══ MATERIAL FOR THE TASK
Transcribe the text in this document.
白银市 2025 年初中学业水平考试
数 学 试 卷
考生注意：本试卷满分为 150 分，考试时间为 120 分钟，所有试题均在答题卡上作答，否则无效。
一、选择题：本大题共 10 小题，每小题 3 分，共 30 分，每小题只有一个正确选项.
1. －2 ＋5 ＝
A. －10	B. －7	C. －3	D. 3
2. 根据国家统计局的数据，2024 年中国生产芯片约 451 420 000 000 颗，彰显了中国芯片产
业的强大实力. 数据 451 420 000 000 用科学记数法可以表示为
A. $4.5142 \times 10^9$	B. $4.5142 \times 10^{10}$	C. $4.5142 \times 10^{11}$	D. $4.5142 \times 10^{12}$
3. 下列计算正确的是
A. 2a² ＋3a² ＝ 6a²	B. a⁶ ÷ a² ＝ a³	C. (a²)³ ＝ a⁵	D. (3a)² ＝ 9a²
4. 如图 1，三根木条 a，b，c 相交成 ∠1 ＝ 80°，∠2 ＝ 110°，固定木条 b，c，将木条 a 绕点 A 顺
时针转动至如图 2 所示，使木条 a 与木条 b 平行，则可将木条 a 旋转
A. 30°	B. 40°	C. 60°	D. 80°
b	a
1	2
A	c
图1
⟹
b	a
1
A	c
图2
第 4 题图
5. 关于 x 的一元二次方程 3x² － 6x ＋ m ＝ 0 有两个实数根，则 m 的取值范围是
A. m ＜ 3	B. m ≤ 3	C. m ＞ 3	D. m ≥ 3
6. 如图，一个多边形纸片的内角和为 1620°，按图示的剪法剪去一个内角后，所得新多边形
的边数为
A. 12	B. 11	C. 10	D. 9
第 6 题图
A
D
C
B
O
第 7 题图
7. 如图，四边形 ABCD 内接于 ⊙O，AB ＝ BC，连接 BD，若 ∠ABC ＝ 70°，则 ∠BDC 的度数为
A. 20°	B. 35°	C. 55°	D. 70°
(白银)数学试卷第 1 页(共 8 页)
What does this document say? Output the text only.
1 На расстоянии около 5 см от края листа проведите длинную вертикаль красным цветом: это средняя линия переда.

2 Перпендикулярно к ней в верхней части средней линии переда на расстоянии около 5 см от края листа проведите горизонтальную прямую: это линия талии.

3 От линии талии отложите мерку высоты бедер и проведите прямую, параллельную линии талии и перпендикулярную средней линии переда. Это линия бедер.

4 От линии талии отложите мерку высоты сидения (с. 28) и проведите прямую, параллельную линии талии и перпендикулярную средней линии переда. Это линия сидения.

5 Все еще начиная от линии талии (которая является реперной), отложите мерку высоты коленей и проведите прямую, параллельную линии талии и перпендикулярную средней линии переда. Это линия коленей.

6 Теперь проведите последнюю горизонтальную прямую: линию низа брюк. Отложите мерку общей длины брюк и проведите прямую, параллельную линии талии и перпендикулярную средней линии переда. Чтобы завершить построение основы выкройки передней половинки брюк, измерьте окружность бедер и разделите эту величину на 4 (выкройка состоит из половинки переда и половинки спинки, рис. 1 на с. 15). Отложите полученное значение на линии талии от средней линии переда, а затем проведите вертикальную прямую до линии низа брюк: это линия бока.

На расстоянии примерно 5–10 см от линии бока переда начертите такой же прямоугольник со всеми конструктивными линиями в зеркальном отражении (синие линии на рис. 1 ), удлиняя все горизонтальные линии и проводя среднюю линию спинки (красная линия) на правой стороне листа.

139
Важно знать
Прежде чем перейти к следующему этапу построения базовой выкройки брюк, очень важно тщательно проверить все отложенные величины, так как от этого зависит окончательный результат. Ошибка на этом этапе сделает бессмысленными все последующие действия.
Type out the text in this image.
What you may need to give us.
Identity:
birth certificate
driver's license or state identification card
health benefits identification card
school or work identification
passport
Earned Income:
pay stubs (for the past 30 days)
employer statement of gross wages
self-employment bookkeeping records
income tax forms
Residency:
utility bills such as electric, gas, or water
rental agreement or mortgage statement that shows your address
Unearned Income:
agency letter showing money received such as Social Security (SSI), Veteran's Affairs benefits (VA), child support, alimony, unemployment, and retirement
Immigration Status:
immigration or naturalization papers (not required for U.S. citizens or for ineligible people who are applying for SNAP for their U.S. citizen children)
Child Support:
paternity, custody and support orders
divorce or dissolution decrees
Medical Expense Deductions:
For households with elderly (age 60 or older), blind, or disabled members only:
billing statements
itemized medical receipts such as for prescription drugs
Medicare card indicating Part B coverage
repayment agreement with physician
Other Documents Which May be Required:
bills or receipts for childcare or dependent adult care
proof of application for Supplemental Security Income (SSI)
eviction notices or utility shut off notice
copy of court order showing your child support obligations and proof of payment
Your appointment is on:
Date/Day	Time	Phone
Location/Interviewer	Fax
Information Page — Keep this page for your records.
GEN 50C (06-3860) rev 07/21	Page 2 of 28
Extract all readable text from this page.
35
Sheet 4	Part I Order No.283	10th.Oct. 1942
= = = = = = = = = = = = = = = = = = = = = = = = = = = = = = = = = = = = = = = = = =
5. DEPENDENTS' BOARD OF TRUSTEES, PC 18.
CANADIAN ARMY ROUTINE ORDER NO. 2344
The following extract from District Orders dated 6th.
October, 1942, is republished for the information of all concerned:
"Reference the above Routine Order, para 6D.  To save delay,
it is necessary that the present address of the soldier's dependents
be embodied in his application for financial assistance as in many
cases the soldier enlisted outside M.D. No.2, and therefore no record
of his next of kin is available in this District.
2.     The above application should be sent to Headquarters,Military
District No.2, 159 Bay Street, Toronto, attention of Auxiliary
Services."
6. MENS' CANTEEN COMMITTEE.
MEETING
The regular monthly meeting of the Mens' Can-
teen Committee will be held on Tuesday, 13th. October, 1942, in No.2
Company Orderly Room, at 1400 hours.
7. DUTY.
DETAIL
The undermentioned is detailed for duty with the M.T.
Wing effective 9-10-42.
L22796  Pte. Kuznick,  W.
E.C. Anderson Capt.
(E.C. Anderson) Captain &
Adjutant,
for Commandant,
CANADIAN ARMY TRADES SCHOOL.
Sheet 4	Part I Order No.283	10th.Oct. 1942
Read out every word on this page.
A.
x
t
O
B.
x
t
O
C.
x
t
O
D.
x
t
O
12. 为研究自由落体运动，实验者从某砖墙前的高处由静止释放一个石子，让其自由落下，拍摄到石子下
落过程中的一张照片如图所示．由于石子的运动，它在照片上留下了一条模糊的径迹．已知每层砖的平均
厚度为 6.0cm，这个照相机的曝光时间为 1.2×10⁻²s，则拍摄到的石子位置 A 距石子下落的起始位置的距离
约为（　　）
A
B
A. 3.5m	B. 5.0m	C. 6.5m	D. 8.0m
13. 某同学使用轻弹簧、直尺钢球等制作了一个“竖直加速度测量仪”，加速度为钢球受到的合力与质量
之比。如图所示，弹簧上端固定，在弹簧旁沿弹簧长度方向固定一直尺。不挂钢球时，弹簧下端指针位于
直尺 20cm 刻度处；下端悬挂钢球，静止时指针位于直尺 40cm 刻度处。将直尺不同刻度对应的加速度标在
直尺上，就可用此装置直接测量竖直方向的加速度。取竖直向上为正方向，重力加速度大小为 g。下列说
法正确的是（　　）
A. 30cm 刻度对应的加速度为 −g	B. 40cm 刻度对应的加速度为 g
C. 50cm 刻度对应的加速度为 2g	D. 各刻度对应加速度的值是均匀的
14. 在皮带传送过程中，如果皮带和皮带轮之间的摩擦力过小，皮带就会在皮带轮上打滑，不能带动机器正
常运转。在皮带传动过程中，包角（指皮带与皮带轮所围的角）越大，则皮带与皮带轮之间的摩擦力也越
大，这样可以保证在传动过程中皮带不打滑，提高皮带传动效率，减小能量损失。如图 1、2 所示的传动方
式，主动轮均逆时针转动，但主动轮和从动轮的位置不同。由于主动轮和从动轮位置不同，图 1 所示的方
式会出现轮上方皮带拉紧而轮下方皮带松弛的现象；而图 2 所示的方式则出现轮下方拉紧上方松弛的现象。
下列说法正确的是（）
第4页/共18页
════
▶ _DIRECTIONS FOR THIS TASK_: Scan the material above. Extract every line in which the word "from" occurs.

▶ _RESULT OF THE TASK_:
Extract all readable text from this page.
The following extract from District Orders dated 6th.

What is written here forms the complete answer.